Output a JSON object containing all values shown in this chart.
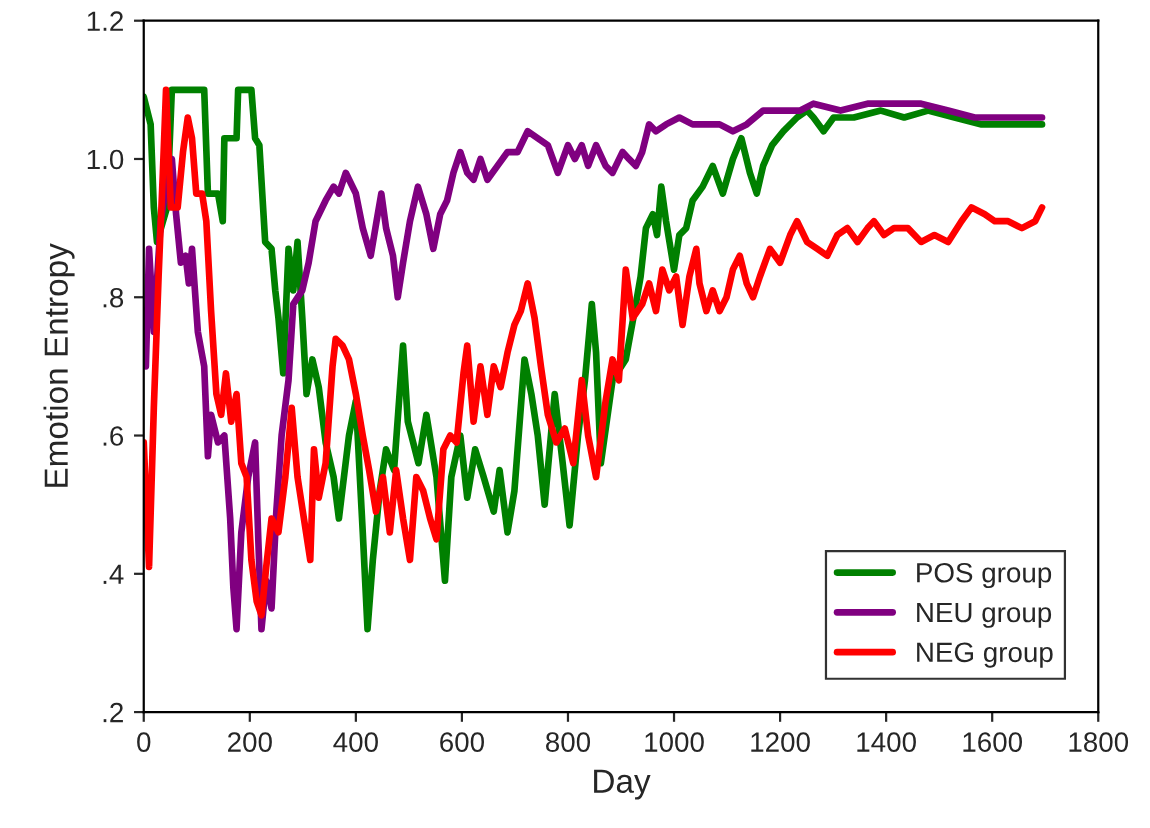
{
  "chart_data": {
    "type": "line",
    "xlabel": "Day",
    "ylabel": "Emotion Entropy",
    "xlim": [
      0,
      1800
    ],
    "xticks": [
      0,
      200,
      400,
      600,
      800,
      1000,
      1200,
      1400,
      1600,
      1800
    ],
    "ylim": [
      0.2,
      1.2
    ],
    "yticks": [
      {
        "value": 0.2,
        "label": ".2"
      },
      {
        "value": 0.4,
        "label": ".4"
      },
      {
        "value": 0.6,
        "label": ".6"
      },
      {
        "value": 0.8,
        "label": ".8"
      },
      {
        "value": 1.0,
        "label": "1.0"
      },
      {
        "value": 1.2,
        "label": "1.2"
      }
    ],
    "grid": false,
    "legend": "bottom right",
    "marker": "none",
    "line_style": "solid",
    "series": [
      {
        "name": "POS group",
        "color": "#008000",
        "x": [
          0,
          13,
          19,
          25,
          44,
          53,
          114,
          121,
          140,
          149,
          152,
          175,
          178,
          203,
          210,
          218,
          229,
          241,
          248,
          254,
          263,
          273,
          282,
          290,
          299,
          307,
          318,
          330,
          343,
          358,
          368,
          387,
          400,
          413,
          422,
          432,
          445,
          457,
          472,
          489,
          498,
          508,
          518,
          533,
          552,
          568,
          580,
          597,
          610,
          625,
          641,
          660,
          671,
          686,
          699,
          718,
          731,
          743,
          756,
          775,
          790,
          803,
          819,
          832,
          845,
          853,
          862,
          884,
          909,
          928,
          937,
          947,
          960,
          968,
          976,
          985,
          1000,
          1010,
          1023,
          1035,
          1054,
          1073,
          1092,
          1111,
          1127,
          1143,
          1156,
          1168,
          1185,
          1206,
          1232,
          1251,
          1263,
          1282,
          1301,
          1339,
          1390,
          1434,
          1479,
          1529,
          1580,
          1643,
          1694
        ],
        "values": [
          1.09,
          1.05,
          0.93,
          0.88,
          0.93,
          1.1,
          1.1,
          0.95,
          0.95,
          0.91,
          1.03,
          1.03,
          1.1,
          1.1,
          1.03,
          1.02,
          0.88,
          0.87,
          0.81,
          0.77,
          0.69,
          0.87,
          0.81,
          0.88,
          0.77,
          0.66,
          0.71,
          0.67,
          0.59,
          0.54,
          0.48,
          0.6,
          0.65,
          0.46,
          0.32,
          0.42,
          0.52,
          0.58,
          0.55,
          0.73,
          0.62,
          0.59,
          0.56,
          0.63,
          0.54,
          0.39,
          0.54,
          0.6,
          0.51,
          0.58,
          0.54,
          0.49,
          0.55,
          0.46,
          0.52,
          0.71,
          0.66,
          0.6,
          0.5,
          0.66,
          0.56,
          0.47,
          0.6,
          0.68,
          0.79,
          0.72,
          0.56,
          0.68,
          0.71,
          0.79,
          0.83,
          0.9,
          0.92,
          0.89,
          0.96,
          0.91,
          0.84,
          0.89,
          0.9,
          0.94,
          0.96,
          0.99,
          0.95,
          1.0,
          1.03,
          0.98,
          0.95,
          0.99,
          1.02,
          1.04,
          1.06,
          1.07,
          1.06,
          1.04,
          1.06,
          1.06,
          1.07,
          1.06,
          1.07,
          1.06,
          1.05,
          1.05,
          1.05
        ]
      },
      {
        "name": "NEU group",
        "color": "#800080",
        "x": [
          0,
          4,
          10,
          19,
          32,
          44,
          53,
          61,
          70,
          79,
          85,
          91,
          102,
          114,
          121,
          127,
          140,
          152,
          163,
          169,
          175,
          184,
          197,
          210,
          216,
          222,
          231,
          241,
          250,
          260,
          273,
          282,
          299,
          311,
          324,
          343,
          358,
          368,
          381,
          400,
          413,
          428,
          439,
          448,
          457,
          470,
          479,
          489,
          502,
          517,
          533,
          546,
          559,
          572,
          584,
          597,
          610,
          622,
          635,
          648,
          667,
          686,
          705,
          724,
          743,
          762,
          781,
          800,
          813,
          826,
          838,
          853,
          871,
          884,
          903,
          915,
          928,
          940,
          953,
          966,
          985,
          1010,
          1035,
          1061,
          1086,
          1111,
          1137,
          1168,
          1200,
          1238,
          1263,
          1314,
          1365,
          1415,
          1466,
          1517,
          1567,
          1618,
          1668,
          1694
        ],
        "values": [
          0.78,
          0.7,
          0.87,
          0.75,
          0.91,
          0.97,
          1.0,
          0.92,
          0.85,
          0.86,
          0.82,
          0.87,
          0.75,
          0.7,
          0.57,
          0.63,
          0.59,
          0.6,
          0.48,
          0.38,
          0.32,
          0.46,
          0.54,
          0.59,
          0.45,
          0.32,
          0.39,
          0.35,
          0.49,
          0.6,
          0.68,
          0.79,
          0.81,
          0.85,
          0.91,
          0.94,
          0.96,
          0.95,
          0.98,
          0.95,
          0.9,
          0.86,
          0.91,
          0.95,
          0.9,
          0.86,
          0.8,
          0.85,
          0.91,
          0.96,
          0.92,
          0.87,
          0.92,
          0.94,
          0.98,
          1.01,
          0.98,
          0.97,
          1.0,
          0.97,
          0.99,
          1.01,
          1.01,
          1.04,
          1.03,
          1.02,
          0.98,
          1.02,
          1.0,
          1.02,
          0.99,
          1.02,
          0.99,
          0.98,
          1.01,
          1.0,
          0.99,
          1.01,
          1.05,
          1.04,
          1.05,
          1.06,
          1.05,
          1.05,
          1.05,
          1.04,
          1.05,
          1.07,
          1.07,
          1.07,
          1.08,
          1.07,
          1.08,
          1.08,
          1.08,
          1.07,
          1.06,
          1.06,
          1.06,
          1.06
        ]
      },
      {
        "name": "NEG group",
        "color": "#ff0000",
        "x": [
          0,
          10,
          19,
          28,
          36,
          42,
          51,
          64,
          74,
          83,
          91,
          99,
          110,
          118,
          127,
          137,
          146,
          155,
          165,
          175,
          184,
          194,
          203,
          213,
          222,
          231,
          241,
          254,
          267,
          279,
          290,
          302,
          314,
          321,
          330,
          343,
          356,
          362,
          375,
          387,
          400,
          413,
          425,
          438,
          451,
          464,
          476,
          489,
          502,
          514,
          527,
          540,
          552,
          565,
          578,
          590,
          603,
          610,
          622,
          635,
          648,
          660,
          673,
          686,
          699,
          711,
          724,
          737,
          749,
          762,
          778,
          794,
          810,
          826,
          838,
          853,
          871,
          884,
          896,
          909,
          922,
          940,
          953,
          966,
          978,
          991,
          1004,
          1016,
          1029,
          1042,
          1048,
          1061,
          1073,
          1086,
          1099,
          1111,
          1124,
          1137,
          1149,
          1162,
          1181,
          1200,
          1219,
          1232,
          1251,
          1270,
          1289,
          1308,
          1327,
          1346,
          1365,
          1377,
          1396,
          1415,
          1441,
          1466,
          1491,
          1517,
          1542,
          1561,
          1586,
          1605,
          1630,
          1656,
          1681,
          1694
        ],
        "values": [
          0.59,
          0.41,
          0.64,
          0.83,
          0.98,
          1.1,
          0.93,
          0.93,
          1.01,
          1.06,
          1.03,
          0.95,
          0.95,
          0.91,
          0.78,
          0.66,
          0.63,
          0.69,
          0.62,
          0.66,
          0.56,
          0.54,
          0.42,
          0.36,
          0.34,
          0.41,
          0.48,
          0.46,
          0.54,
          0.64,
          0.54,
          0.48,
          0.42,
          0.58,
          0.51,
          0.56,
          0.7,
          0.74,
          0.73,
          0.71,
          0.66,
          0.6,
          0.55,
          0.49,
          0.54,
          0.46,
          0.55,
          0.48,
          0.42,
          0.54,
          0.52,
          0.48,
          0.45,
          0.58,
          0.6,
          0.59,
          0.69,
          0.73,
          0.62,
          0.7,
          0.63,
          0.7,
          0.67,
          0.72,
          0.76,
          0.78,
          0.82,
          0.77,
          0.7,
          0.63,
          0.59,
          0.61,
          0.56,
          0.68,
          0.6,
          0.54,
          0.65,
          0.71,
          0.68,
          0.84,
          0.77,
          0.79,
          0.82,
          0.78,
          0.84,
          0.81,
          0.83,
          0.76,
          0.83,
          0.87,
          0.82,
          0.78,
          0.81,
          0.78,
          0.8,
          0.84,
          0.86,
          0.82,
          0.8,
          0.83,
          0.87,
          0.85,
          0.89,
          0.91,
          0.88,
          0.87,
          0.86,
          0.89,
          0.9,
          0.88,
          0.9,
          0.91,
          0.89,
          0.9,
          0.9,
          0.88,
          0.89,
          0.88,
          0.91,
          0.93,
          0.92,
          0.91,
          0.91,
          0.9,
          0.91,
          0.93
        ]
      }
    ]
  }
}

:::::

Show every line of the listing in which the string "group" can be found.

        "name": "POS group",
        "name": "NEU group",
        "name": "NEG group",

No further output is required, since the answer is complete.